Selection:
** start **
So anyone who still has paper French Francs in their possession or stashed away in a zipper pocket of their old luggage, has 6 weeks to trade them in. :laugh:
 
Found it online....

Going after the French franc
POSTED: 01/3/12 4:09 PM

The Dutch guilder is dead as a doornail, but the paper money keeps its value for another twenty years, until January 1, 2032. A year ago, the Dutch still had for close to a billion in guilders in their possession. In October of last year, the number had dropped to 250 million. In other words: the Dutch brought in as year time 750,000,000 guilders worth of obsolete money to the bank and exchanged it for euros.

In France, the deadline is closer: come February 17, the banks will no longer accept the good old French franc. Retailers have picked up on this in a most creative way: they have started to accept the franc again, and the market is responding beyond their wildest expectations.

According to the French Central Bank the value of not exchanged francs was at the end of last year a bit more than 600 million euro.

The daily newspaper Liberation reported that shopkeepers in Saverdun, a village with 4,600 inhabitants, collected already 15,000 francs (worth about €2,200), and these guys started their action not even two weeks ago.

This reminds us: our French-side neighbors may also have a stash of old French francs in an old sock somewhere. What stops our retailers – be it on the Dutch side or the French side – from following the example of French retailers and accepting that money as well for the next six weeks?
** end **
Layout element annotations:
** start **
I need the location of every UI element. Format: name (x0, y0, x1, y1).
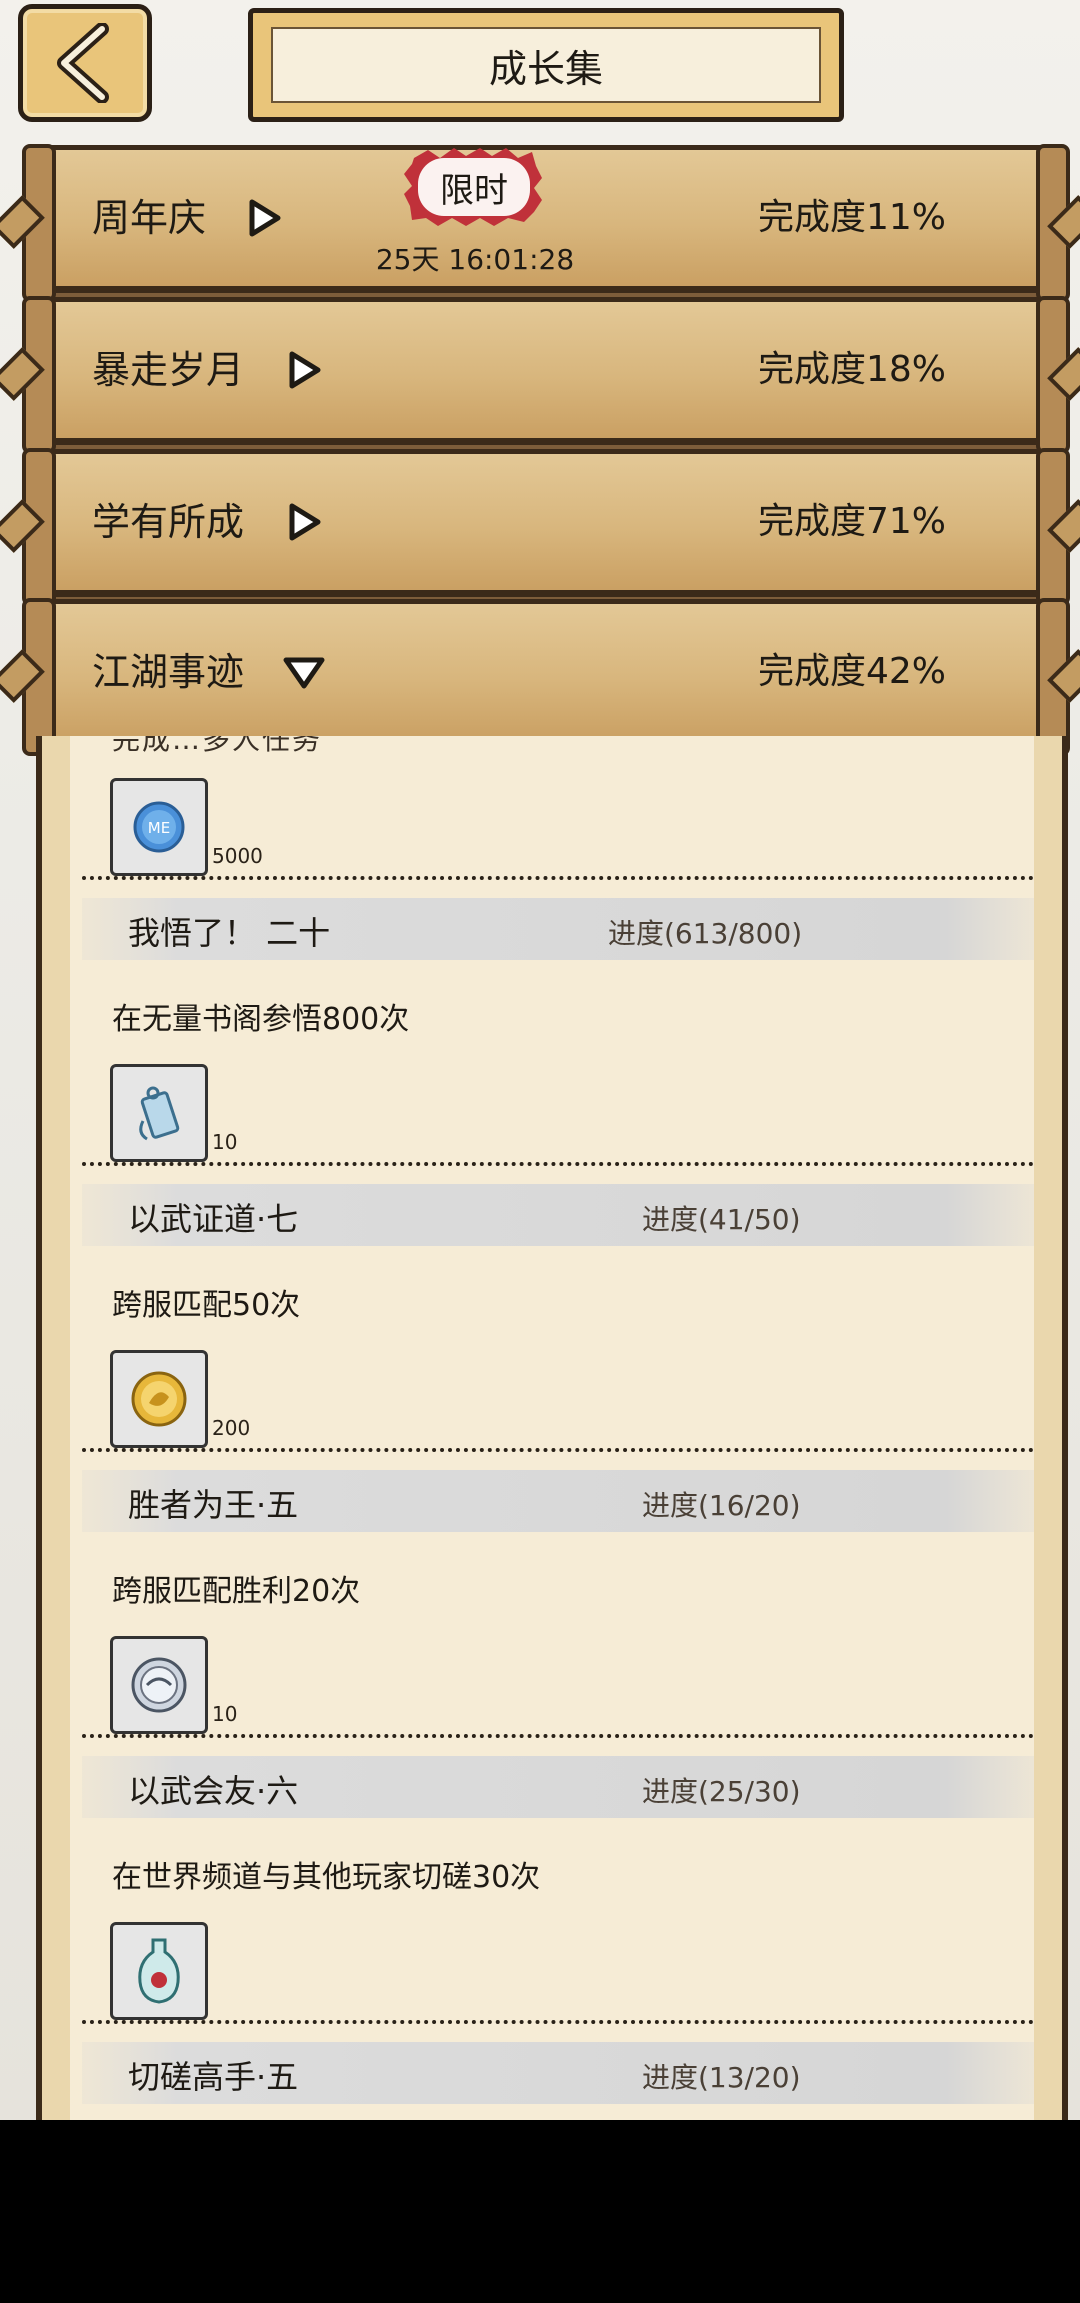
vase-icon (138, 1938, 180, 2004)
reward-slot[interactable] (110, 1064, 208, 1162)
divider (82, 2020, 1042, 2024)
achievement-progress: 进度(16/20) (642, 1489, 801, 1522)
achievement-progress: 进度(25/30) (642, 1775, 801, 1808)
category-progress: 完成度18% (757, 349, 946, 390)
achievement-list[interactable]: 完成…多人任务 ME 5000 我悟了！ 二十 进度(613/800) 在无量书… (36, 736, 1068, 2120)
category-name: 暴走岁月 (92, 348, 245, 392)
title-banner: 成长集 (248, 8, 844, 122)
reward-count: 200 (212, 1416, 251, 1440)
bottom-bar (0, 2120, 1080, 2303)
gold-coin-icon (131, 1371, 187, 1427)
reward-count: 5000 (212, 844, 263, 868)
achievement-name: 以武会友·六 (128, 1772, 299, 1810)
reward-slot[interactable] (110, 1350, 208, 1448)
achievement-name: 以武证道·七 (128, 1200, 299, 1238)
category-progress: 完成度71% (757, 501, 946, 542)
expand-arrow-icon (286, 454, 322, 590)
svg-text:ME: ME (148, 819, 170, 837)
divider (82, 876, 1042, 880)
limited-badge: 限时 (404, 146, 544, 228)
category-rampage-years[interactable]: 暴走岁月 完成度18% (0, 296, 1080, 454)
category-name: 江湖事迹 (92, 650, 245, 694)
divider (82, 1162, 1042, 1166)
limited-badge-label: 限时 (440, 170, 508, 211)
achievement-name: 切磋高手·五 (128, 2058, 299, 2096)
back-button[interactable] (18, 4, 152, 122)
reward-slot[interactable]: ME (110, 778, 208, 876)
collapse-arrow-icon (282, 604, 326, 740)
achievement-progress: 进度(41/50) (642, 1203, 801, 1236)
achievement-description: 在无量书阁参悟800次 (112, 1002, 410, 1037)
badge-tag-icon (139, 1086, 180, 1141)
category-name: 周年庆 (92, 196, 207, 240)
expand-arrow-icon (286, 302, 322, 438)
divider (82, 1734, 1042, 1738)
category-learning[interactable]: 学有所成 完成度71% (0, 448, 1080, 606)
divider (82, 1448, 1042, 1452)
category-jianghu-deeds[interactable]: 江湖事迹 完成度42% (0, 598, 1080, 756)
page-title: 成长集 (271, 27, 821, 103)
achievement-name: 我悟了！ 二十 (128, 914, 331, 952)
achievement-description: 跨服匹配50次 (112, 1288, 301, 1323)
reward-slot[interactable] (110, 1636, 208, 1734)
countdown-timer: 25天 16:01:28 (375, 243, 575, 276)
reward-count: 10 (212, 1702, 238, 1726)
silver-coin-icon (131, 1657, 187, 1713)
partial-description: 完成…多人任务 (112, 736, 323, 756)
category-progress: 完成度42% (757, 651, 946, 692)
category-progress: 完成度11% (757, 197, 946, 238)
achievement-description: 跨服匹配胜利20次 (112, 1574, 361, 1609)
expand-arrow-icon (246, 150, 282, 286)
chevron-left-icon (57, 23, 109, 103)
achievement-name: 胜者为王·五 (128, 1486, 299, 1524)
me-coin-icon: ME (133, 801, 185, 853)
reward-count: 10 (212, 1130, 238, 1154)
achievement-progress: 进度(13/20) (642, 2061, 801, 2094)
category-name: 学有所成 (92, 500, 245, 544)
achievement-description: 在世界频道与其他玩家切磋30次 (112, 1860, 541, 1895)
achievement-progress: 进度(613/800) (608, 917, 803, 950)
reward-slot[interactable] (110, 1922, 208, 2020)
** end **
** start **
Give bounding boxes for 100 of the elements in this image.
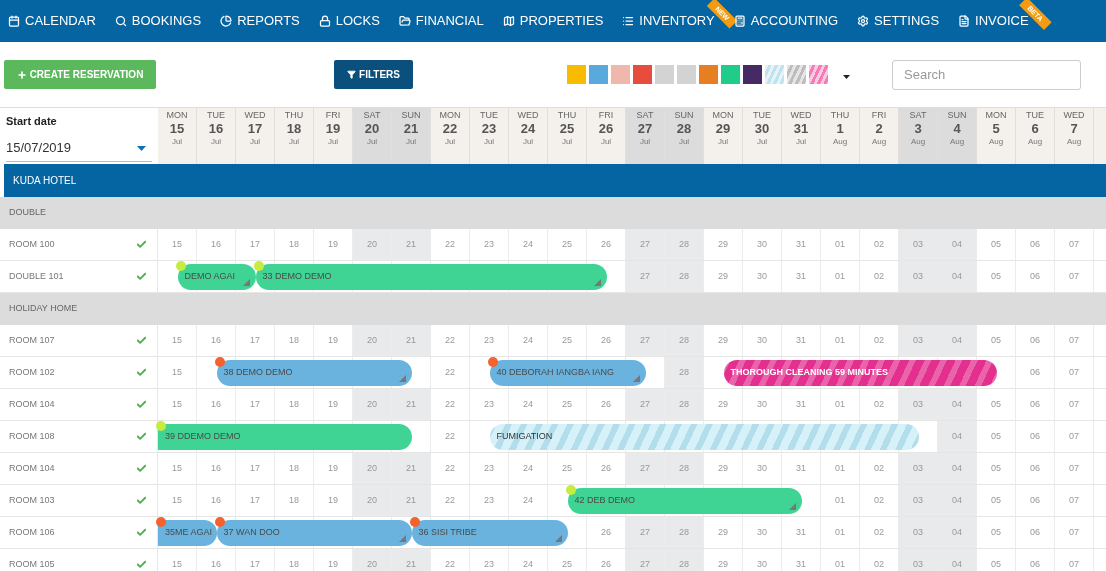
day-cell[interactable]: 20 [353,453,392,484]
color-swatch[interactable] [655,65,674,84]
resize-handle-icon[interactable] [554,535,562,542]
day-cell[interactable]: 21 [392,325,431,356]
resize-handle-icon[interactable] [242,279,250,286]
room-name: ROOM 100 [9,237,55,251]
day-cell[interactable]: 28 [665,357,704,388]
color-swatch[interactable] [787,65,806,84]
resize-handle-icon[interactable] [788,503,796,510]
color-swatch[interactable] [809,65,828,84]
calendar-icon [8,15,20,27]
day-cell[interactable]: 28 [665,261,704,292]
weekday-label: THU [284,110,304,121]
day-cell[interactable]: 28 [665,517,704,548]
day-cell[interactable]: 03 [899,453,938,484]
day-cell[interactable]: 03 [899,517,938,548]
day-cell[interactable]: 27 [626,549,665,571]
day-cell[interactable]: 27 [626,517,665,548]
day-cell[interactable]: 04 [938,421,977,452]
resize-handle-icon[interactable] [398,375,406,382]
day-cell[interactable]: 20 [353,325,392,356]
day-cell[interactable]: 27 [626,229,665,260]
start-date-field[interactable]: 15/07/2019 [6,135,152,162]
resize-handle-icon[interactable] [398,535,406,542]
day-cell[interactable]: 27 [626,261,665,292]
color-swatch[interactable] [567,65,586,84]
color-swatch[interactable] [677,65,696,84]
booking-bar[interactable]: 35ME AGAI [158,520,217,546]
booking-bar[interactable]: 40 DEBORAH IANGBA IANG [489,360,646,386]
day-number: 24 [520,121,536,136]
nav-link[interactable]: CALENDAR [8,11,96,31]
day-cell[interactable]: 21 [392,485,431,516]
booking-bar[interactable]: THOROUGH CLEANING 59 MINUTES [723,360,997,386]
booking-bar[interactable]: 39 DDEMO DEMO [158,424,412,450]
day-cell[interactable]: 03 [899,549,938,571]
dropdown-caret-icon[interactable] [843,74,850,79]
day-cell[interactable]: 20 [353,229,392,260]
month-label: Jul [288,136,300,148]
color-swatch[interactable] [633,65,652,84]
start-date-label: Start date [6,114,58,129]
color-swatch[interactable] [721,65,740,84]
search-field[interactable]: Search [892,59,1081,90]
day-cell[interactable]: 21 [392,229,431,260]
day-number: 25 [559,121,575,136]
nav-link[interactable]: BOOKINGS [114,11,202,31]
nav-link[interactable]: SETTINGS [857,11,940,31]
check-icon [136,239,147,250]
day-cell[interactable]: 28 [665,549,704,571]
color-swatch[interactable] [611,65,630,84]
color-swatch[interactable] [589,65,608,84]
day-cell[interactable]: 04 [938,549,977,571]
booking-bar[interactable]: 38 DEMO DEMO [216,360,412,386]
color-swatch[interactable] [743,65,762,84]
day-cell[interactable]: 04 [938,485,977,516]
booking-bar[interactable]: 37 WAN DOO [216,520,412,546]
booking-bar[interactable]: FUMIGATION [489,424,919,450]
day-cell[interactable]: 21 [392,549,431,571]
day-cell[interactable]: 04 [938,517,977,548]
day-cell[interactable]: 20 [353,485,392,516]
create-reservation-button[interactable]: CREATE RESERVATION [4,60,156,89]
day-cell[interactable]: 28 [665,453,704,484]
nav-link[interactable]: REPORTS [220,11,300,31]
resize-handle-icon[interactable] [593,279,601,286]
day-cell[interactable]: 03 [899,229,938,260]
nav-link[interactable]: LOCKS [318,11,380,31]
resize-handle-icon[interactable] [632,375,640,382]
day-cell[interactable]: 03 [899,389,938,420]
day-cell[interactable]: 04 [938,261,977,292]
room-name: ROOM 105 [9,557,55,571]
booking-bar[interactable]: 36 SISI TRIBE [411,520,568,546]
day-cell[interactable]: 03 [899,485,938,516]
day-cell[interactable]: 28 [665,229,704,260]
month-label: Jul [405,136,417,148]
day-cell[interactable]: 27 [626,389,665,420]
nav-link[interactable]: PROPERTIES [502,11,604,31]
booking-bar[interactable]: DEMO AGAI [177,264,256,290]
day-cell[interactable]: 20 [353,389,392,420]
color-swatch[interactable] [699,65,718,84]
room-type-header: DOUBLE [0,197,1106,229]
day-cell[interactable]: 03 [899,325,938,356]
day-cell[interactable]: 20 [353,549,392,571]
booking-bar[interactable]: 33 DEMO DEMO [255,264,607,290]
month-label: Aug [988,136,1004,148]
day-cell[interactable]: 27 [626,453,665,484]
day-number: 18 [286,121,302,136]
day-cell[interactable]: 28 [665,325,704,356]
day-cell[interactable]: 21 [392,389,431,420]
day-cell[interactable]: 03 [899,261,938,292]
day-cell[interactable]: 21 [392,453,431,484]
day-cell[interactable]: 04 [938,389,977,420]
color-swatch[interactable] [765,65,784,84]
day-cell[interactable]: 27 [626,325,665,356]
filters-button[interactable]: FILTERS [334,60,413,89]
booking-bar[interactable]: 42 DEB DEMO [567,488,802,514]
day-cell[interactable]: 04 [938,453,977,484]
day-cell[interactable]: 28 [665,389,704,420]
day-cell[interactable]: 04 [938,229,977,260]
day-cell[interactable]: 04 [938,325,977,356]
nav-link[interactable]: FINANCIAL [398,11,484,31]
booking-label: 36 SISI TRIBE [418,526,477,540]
** end **
What to do:
Answer these about the currency text:
1. Until what date does Dutch guilder paper money keep its value?
2. On what date will French banks stop accepting the French franc?
3. How many francs had shopkeepers in Saverdun collected?

Solution for this exercise:
1. January 1, 2032
2. February 17
3. 15,000 francs (worth about €2,200)